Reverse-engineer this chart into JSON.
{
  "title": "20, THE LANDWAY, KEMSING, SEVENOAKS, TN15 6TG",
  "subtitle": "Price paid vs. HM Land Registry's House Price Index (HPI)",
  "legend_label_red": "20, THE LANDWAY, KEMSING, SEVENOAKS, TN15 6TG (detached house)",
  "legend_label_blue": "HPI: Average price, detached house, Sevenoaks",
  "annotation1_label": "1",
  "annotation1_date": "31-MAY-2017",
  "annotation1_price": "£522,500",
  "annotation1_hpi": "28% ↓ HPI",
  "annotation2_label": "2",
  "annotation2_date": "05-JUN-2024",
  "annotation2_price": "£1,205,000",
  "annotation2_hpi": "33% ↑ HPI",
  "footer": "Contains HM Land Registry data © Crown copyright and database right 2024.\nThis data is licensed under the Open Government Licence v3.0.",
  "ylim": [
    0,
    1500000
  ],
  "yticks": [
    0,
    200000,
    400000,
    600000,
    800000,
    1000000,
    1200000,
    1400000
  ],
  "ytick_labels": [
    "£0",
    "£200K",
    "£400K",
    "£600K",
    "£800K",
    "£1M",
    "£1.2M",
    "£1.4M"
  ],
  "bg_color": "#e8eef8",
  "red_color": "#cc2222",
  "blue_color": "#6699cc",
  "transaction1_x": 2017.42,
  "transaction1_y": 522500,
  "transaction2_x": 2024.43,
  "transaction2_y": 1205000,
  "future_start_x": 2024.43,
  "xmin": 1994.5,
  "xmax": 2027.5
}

++++++++++++++++++++

Challenge → Count how many lines in the data above hold the string "detached", and give the number with no other words.

Answer to this exercise → 2